Given passage
What about post mental exertion issues? For me, mental exertion may be more taxing than physical exertion. Right now, for the first time in decades, I am not training. I tried to adopt a rehab protocol, eventually moving back to the home gym, but nothing worked so far. I am always interrupted by an aggravation of the pain, and I’m back to the drawing board on that front.
Exhaustion from mental exertion is also sudden, and scary. I might be reading a text when suddenly the words cease to form sentences. At first, I thought I had gotten distracted and looked away from the page, returning to the wrong point in it. Nope: I was in the right place, yet the words didn’t form anything understandable. For an intellectual worker like me, that is terrifying.
If I am reading music and playing it, suddenly the notes don’t make sense and don’t form a musical phrase anymore. This is quite confusing and at first, I again think it’s the result of getting distracted. I go back to the top of the page and start trying to read the music, to no avail. The writing doesn’t translate into meaningful sound phrases anymore. It’s the end of that practice session.
The confusion and the notorious “brain fog” are associated with the image of mustard sauce inside my skull.
It took me a while to realize that part of the general discomfort I felt was related to the perception of time. From the micro to the macro level, I feel that everything is happening too fast “outside”, and too slow “inside”.
Last week was my friend’s daughter’s first birthday. To me, they had just had a baby.
I wake up at 6:38AM and suddenly it’s 2PM.
Today is Friday? But wasn’t yesterday a Monday?
There is too much stuff happening inside, and it’s all happening very slowly.
But brain fog or not, circadian deceleration or not, I still think as I used to. I employ the proper methods to inquiries. I present logical, linear accounts of things.

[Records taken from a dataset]
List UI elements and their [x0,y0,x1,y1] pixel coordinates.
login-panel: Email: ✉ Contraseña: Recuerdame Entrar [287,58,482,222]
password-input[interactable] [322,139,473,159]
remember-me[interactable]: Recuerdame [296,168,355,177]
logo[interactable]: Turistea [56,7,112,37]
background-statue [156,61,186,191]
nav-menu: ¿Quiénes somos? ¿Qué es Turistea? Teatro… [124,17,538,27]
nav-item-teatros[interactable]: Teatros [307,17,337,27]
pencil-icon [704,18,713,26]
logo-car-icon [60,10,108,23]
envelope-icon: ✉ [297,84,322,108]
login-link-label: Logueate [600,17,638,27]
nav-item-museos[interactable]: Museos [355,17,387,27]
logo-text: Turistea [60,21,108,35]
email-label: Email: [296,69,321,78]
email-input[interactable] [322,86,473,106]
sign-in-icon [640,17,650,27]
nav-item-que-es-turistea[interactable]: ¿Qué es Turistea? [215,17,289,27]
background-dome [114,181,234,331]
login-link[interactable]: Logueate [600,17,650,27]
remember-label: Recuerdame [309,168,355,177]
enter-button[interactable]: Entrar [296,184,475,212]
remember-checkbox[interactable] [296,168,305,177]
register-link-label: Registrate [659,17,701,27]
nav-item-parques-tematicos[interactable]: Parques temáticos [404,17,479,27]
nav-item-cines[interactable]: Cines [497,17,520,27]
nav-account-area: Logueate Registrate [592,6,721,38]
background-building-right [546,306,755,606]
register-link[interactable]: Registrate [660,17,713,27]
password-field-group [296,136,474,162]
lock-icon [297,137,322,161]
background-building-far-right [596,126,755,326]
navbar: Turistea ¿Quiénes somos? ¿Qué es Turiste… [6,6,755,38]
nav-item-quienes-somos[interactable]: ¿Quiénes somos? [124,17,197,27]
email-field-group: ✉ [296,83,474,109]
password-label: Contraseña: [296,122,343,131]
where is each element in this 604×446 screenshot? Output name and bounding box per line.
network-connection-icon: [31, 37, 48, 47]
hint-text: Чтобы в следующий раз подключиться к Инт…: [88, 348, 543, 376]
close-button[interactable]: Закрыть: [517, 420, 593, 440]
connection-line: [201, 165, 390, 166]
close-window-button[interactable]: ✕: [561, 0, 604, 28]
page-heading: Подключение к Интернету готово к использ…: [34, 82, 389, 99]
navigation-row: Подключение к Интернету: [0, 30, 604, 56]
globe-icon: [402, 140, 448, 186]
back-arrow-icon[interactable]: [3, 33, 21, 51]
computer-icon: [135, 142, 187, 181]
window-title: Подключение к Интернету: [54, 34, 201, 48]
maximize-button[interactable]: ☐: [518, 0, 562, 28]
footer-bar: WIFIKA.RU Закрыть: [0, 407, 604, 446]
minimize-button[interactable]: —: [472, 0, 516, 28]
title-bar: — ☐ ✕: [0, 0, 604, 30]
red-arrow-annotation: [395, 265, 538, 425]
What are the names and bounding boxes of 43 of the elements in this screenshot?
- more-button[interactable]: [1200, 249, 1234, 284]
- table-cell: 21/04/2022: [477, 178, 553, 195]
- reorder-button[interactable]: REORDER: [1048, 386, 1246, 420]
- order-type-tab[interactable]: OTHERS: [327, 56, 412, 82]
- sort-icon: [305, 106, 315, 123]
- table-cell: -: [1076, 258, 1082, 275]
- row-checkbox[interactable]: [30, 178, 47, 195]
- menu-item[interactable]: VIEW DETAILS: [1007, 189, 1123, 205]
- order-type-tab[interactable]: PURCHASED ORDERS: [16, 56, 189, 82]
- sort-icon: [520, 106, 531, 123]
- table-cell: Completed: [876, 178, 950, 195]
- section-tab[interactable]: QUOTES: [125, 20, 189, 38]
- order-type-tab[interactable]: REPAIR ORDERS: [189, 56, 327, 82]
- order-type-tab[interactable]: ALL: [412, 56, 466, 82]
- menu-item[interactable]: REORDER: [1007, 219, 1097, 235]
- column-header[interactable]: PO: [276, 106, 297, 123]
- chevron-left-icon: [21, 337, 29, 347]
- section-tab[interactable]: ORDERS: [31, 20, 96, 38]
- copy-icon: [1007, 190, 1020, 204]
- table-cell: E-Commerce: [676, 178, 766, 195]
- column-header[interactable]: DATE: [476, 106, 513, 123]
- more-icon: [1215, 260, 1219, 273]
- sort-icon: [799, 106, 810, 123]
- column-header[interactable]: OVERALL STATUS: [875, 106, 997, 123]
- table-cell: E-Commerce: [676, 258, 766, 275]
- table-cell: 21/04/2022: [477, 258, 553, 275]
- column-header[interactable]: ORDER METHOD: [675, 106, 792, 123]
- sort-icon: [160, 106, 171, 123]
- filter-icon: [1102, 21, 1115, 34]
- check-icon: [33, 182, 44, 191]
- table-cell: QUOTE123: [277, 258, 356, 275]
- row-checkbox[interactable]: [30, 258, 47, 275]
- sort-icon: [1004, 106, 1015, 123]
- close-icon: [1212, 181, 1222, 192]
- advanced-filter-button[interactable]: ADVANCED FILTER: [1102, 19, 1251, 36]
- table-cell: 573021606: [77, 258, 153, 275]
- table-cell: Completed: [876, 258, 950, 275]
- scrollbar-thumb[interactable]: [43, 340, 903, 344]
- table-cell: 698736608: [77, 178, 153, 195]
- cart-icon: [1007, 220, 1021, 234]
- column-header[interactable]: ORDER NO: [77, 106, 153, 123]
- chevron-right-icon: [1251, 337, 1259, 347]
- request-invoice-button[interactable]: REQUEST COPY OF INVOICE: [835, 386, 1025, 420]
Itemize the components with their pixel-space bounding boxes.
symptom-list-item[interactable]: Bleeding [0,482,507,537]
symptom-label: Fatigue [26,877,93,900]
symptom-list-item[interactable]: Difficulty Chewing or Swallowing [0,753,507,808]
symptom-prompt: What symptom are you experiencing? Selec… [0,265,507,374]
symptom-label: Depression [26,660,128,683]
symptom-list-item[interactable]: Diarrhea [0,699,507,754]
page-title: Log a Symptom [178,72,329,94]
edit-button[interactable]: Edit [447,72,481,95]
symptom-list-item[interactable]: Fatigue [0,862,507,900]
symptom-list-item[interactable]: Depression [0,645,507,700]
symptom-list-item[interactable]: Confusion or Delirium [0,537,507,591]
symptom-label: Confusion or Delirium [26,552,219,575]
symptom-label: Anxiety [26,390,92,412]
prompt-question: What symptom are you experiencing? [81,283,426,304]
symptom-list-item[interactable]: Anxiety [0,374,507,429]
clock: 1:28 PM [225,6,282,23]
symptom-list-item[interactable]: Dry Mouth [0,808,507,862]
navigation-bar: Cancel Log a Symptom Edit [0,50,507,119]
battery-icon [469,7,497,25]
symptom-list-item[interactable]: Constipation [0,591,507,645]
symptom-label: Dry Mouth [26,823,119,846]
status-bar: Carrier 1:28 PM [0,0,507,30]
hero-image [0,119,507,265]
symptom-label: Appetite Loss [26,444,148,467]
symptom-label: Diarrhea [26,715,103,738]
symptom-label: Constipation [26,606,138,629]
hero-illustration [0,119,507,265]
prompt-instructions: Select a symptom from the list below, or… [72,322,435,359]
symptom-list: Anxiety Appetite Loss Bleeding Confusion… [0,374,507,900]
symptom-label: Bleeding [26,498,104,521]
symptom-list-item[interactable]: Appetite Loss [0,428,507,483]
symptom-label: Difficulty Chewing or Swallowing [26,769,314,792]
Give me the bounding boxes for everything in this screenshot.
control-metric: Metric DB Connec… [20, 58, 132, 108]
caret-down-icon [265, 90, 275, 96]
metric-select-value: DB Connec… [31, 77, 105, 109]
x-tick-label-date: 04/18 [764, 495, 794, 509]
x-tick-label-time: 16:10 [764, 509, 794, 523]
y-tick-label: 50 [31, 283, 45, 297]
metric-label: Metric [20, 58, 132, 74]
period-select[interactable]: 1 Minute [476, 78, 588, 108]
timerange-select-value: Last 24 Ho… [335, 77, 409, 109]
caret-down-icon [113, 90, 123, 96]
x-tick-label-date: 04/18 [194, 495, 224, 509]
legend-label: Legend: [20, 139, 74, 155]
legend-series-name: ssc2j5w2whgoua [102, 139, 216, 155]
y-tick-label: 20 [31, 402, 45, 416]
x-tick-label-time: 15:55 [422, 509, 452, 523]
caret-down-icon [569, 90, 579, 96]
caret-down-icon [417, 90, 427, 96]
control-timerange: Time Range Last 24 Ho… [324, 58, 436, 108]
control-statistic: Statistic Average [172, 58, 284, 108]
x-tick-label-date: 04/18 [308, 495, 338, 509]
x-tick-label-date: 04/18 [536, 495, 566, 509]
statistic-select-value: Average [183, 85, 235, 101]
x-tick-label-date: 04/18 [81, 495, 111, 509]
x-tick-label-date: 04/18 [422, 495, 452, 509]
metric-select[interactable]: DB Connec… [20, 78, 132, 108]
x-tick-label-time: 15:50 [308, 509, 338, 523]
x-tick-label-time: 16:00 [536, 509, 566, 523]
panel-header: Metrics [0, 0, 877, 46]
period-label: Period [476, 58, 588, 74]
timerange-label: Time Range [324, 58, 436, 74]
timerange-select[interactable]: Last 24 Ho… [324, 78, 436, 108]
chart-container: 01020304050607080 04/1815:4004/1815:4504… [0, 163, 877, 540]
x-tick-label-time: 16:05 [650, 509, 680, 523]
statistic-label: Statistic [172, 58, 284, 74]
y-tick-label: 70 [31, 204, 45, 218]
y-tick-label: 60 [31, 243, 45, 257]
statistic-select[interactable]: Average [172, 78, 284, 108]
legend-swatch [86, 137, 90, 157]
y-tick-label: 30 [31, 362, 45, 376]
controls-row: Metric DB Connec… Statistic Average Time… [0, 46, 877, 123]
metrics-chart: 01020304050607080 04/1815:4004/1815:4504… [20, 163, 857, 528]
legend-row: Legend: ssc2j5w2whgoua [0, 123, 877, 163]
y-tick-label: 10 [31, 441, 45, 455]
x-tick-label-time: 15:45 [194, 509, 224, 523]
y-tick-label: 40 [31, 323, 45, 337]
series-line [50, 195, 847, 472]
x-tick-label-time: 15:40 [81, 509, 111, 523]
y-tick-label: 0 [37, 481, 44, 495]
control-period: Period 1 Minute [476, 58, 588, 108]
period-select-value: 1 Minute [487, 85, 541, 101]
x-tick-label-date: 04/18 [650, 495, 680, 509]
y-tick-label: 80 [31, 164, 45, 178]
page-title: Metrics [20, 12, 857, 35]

Your objective
Return the part of the passage about mental exertion from "What about post" up to and including "that is terrifying.", copied word for word. These records have no connection to the passage about mental exertion.

Answer for this exercise
What about post mental exertion issues? For me, mental exertion may be more taxing than physical exertion. Right now, for the first time in decades, I am not training. I tried to adopt a rehab protocol, eventually moving back to the home gym, but nothing worked so far. I am always interrupted by an aggravation of the pain, and I’m back to the drawing board on that front.
Exhaustion from mental exertion is also sudden, and scary. I might be reading a text when suddenly the words cease to form sentences. At first, I thought I had gotten distracted and looked away from the page, returning to the wrong point in it. Nope: I was in the right place, yet the words didn’t form anything understandable. For an intellectual worker like me, that is terrifying.